Set task
Copy out each line of the data holding "Herwig".

Source material
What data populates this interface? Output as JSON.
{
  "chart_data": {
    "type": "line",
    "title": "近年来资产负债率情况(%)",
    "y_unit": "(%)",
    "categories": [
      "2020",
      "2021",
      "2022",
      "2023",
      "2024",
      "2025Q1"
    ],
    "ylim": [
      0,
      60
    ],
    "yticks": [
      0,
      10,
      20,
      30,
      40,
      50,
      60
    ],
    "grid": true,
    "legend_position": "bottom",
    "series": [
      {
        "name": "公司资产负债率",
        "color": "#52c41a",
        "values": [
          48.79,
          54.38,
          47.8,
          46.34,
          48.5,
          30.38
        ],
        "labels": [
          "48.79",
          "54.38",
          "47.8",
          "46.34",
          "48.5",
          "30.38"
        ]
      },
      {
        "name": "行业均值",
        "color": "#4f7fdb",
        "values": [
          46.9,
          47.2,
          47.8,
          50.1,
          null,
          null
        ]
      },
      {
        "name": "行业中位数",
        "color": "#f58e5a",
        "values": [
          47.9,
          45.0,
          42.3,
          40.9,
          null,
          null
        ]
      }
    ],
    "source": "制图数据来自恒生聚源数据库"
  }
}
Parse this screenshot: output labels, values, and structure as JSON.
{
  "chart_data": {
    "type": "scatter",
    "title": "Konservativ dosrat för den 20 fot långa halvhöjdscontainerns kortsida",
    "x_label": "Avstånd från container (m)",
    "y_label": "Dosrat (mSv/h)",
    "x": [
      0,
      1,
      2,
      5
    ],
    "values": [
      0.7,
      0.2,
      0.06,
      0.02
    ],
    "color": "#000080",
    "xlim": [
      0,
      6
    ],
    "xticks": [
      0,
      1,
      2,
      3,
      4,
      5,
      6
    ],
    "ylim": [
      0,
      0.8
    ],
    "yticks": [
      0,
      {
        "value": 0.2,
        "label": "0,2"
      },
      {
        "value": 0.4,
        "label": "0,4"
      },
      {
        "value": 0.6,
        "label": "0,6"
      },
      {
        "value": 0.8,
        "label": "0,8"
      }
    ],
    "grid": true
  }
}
--
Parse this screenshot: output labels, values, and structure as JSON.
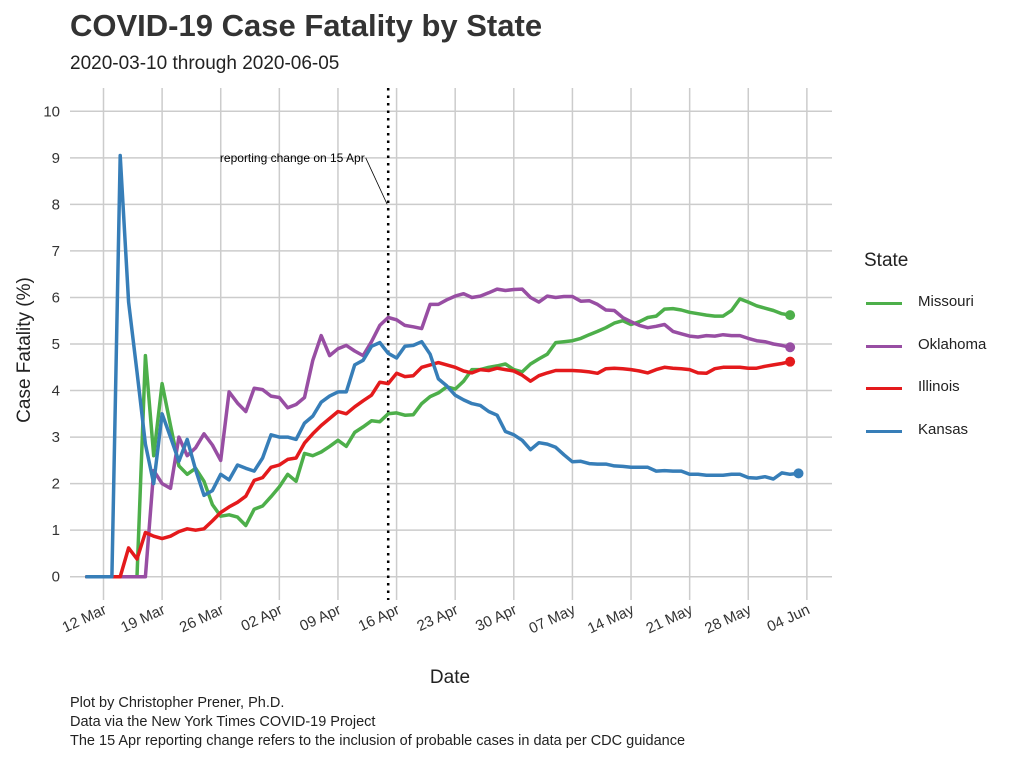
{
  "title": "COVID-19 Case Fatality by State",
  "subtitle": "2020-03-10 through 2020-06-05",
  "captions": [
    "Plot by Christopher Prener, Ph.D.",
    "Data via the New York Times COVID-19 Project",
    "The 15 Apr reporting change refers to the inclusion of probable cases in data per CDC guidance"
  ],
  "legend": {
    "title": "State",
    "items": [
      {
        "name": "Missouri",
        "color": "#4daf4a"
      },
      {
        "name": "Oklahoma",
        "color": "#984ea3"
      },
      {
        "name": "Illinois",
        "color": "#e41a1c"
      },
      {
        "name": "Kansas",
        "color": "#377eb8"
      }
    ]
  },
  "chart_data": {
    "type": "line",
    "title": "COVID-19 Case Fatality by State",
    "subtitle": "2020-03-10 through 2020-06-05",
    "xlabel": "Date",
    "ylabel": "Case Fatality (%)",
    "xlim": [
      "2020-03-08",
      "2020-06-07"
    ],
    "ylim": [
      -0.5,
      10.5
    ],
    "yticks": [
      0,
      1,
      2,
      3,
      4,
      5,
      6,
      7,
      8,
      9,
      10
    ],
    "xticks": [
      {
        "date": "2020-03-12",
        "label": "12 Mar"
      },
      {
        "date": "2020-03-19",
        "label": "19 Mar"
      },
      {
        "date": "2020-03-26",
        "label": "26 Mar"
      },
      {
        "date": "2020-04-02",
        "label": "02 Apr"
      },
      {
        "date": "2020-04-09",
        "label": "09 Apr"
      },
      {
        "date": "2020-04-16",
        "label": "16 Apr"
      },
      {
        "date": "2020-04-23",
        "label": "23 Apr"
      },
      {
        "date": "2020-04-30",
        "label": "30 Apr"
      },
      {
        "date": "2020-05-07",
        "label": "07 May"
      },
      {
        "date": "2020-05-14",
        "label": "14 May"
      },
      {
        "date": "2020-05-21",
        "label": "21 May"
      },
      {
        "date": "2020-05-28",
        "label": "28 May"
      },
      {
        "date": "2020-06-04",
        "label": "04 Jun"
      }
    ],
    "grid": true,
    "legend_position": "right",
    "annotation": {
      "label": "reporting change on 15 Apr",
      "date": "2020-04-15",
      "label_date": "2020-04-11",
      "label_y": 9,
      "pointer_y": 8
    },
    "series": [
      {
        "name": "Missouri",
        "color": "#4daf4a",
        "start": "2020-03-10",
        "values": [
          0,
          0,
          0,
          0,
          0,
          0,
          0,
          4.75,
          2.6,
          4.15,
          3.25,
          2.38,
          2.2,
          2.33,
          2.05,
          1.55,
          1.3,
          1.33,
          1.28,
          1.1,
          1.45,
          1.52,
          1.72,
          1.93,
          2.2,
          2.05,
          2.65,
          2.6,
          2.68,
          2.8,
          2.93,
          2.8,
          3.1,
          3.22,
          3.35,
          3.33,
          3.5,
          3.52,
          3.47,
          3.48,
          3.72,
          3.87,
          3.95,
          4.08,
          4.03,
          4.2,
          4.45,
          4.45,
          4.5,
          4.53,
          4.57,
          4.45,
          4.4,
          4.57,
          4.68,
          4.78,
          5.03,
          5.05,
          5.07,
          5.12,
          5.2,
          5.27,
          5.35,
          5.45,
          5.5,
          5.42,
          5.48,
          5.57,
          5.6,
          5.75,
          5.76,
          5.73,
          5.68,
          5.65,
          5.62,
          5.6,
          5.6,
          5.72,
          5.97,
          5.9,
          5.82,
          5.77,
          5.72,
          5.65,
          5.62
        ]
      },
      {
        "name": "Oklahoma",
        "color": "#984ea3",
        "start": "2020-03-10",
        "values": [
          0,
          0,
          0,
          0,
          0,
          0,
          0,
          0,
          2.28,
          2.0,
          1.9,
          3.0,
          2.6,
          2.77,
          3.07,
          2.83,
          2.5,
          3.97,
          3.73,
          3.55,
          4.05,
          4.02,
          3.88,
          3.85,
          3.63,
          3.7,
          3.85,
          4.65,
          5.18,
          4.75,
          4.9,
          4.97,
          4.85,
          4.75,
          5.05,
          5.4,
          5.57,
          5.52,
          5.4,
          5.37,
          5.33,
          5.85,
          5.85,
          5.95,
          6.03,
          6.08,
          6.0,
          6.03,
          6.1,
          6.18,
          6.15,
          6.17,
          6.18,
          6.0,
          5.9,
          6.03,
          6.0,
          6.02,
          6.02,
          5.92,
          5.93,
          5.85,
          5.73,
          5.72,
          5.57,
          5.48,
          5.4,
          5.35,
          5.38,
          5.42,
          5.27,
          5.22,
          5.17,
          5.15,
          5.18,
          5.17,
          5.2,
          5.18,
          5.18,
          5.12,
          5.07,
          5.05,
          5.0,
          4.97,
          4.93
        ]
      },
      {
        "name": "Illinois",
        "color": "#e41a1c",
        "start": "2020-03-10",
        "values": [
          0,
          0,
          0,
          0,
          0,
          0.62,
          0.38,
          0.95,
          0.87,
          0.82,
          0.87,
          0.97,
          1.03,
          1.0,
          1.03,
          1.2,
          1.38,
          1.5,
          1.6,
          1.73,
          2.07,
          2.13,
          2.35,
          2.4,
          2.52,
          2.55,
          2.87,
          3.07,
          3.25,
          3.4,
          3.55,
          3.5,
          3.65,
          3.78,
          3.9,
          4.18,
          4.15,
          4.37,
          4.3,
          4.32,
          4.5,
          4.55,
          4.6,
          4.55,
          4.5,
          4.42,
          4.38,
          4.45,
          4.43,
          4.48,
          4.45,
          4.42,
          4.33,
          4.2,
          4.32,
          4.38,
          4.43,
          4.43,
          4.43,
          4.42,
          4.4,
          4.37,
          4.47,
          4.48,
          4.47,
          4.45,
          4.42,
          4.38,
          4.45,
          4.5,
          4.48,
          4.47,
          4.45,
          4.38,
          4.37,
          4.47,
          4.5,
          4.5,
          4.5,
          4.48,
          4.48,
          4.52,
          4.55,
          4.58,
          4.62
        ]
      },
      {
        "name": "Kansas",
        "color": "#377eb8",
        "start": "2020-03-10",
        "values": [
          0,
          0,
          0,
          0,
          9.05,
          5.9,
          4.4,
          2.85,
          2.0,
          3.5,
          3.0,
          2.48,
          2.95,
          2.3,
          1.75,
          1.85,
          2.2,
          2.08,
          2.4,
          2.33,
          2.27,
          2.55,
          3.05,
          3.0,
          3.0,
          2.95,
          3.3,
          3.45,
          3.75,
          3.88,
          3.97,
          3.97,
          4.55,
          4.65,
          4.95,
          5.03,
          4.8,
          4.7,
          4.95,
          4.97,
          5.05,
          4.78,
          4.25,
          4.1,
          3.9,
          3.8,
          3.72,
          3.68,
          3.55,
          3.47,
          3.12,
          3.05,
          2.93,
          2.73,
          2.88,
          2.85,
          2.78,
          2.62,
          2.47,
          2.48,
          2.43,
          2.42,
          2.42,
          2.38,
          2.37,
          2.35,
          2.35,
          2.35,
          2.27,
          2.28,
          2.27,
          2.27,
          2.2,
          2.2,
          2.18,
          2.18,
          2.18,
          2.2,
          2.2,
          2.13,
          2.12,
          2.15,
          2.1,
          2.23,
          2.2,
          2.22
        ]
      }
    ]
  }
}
==
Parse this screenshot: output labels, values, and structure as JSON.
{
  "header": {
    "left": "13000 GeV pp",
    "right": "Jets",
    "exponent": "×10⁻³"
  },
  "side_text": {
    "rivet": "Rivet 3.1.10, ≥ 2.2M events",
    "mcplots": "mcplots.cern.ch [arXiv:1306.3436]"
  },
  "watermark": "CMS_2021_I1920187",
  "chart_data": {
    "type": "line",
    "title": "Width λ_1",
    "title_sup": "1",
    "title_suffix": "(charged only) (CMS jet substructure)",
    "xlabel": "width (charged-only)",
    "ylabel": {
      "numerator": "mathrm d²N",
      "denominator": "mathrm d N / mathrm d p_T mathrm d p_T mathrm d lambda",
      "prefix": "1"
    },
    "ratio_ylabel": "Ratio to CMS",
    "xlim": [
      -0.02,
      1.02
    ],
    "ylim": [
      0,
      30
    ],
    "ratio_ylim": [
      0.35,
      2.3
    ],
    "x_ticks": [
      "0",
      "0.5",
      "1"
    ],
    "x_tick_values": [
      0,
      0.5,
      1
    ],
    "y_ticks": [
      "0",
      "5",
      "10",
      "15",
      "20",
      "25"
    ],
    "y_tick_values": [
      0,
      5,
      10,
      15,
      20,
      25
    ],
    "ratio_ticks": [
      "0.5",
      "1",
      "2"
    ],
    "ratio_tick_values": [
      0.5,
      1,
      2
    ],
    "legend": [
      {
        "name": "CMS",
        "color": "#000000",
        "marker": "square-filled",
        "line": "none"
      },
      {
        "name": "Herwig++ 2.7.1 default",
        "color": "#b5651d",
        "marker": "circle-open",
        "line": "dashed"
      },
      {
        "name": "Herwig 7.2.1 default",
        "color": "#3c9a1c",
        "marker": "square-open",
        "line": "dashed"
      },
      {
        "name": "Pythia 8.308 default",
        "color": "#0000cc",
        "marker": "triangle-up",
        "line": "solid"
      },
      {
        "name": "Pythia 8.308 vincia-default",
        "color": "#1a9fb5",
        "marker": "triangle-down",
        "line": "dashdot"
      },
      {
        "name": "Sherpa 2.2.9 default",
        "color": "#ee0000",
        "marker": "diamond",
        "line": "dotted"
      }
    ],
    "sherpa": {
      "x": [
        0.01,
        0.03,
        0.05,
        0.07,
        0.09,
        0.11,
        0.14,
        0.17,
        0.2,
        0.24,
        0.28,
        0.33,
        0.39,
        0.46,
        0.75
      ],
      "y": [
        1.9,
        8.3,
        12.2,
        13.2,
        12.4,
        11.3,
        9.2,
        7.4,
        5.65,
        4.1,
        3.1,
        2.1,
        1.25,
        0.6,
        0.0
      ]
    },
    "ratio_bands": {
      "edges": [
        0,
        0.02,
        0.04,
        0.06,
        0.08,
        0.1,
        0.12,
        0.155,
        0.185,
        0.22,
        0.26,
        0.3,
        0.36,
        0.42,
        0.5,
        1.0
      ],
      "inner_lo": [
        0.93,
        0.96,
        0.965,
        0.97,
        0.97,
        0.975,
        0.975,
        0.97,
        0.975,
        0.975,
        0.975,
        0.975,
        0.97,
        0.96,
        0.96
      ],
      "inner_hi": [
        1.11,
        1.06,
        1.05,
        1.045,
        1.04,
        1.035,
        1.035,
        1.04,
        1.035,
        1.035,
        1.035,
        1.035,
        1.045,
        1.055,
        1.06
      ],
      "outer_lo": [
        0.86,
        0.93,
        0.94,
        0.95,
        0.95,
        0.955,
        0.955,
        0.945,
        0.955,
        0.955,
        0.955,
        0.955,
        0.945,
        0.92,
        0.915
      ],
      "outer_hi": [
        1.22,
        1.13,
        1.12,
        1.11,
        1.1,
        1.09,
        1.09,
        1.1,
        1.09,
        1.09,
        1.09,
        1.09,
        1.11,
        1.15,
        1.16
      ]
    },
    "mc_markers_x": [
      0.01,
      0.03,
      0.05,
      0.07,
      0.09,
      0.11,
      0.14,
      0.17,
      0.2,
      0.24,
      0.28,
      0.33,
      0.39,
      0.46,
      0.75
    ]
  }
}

Answer
        "name": "Herwig++ 2.7.1 default",
        "name": "Herwig 7.2.1 default",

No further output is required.